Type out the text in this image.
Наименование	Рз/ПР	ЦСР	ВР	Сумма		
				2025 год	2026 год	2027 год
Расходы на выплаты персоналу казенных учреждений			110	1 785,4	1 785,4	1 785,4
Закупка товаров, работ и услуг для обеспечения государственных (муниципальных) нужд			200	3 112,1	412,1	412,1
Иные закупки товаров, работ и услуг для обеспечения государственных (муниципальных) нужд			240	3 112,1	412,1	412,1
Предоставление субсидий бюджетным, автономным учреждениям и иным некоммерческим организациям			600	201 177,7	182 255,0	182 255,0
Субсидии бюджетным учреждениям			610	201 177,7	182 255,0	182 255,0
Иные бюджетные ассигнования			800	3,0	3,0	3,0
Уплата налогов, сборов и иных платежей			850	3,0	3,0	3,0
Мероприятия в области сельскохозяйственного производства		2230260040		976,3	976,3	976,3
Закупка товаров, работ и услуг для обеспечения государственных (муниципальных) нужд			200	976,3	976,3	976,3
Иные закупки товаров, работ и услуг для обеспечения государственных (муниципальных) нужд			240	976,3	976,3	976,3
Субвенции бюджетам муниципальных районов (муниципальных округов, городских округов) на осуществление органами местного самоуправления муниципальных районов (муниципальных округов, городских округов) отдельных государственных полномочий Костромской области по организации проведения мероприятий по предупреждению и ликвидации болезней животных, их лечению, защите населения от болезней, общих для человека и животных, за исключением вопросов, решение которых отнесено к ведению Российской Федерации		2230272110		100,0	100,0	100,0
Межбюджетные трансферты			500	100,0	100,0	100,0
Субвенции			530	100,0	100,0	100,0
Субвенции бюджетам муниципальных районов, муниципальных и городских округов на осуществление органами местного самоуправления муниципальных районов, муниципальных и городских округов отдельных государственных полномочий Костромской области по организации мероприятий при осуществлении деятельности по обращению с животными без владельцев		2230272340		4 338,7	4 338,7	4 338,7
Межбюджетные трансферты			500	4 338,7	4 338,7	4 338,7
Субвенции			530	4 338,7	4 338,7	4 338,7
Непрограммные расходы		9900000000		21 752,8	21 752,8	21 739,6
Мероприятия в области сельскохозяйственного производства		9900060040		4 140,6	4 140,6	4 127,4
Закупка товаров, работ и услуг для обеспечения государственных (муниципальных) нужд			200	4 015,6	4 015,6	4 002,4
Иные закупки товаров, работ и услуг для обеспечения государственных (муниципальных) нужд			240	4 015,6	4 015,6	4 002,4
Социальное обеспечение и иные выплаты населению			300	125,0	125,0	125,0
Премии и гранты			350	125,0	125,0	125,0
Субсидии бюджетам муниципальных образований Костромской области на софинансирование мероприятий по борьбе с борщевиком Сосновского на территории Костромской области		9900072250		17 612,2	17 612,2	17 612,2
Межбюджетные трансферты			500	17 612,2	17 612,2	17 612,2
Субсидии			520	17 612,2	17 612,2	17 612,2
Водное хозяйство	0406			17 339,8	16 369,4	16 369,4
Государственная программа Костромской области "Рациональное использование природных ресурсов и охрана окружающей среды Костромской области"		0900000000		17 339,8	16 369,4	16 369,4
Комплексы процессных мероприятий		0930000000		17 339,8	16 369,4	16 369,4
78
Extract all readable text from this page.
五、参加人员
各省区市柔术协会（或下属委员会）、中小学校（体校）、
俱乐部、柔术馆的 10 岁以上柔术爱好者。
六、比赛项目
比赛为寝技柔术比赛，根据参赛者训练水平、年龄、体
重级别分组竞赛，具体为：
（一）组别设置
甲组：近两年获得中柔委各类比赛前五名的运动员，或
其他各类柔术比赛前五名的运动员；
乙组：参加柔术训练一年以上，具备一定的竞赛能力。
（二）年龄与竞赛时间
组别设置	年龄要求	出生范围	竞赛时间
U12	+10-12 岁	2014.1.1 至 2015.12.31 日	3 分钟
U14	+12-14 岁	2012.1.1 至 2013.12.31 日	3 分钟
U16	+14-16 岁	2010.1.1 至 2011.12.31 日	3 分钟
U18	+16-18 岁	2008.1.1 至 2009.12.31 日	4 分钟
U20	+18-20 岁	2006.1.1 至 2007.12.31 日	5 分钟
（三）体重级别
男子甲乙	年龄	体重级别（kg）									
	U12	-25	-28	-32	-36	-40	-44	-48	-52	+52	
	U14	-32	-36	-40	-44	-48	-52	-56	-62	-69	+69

▶ [TO DO]: Each line from the one containing "Extract all readable text from this page." through the end of the entries, both included, is to be returned exactly, with no other lines.

▶ [FINISHED TASK]:
Extract all readable text from this page.
五、参加人员
各省区市柔术协会（或下属委员会）、中小学校（体校）、
俱乐部、柔术馆的 10 岁以上柔术爱好者。
六、比赛项目
比赛为寝技柔术比赛，根据参赛者训练水平、年龄、体
重级别分组竞赛，具体为：
（一）组别设置
甲组：近两年获得中柔委各类比赛前五名的运动员，或
其他各类柔术比赛前五名的运动员；
乙组：参加柔术训练一年以上，具备一定的竞赛能力。
（二）年龄与竞赛时间
组别设置	年龄要求	出生范围	竞赛时间
U12	+10-12 岁	2014.1.1 至 2015.12.31 日	3 分钟
U14	+12-14 岁	2012.1.1 至 2013.12.31 日	3 分钟
U16	+14-16 岁	2010.1.1 至 2011.12.31 日	3 分钟
U18	+16-18 岁	2008.1.1 至 2009.12.31 日	4 分钟
U20	+18-20 岁	2006.1.1 至 2007.12.31 日	5 分钟
（三）体重级别
男子甲乙	年龄	体重级别（kg）									
	U12	-25	-28	-32	-36	-40	-44	-48	-52	+52	
	U14	-32	-36	-40	-44	-48	-52	-56	-62	-69	+69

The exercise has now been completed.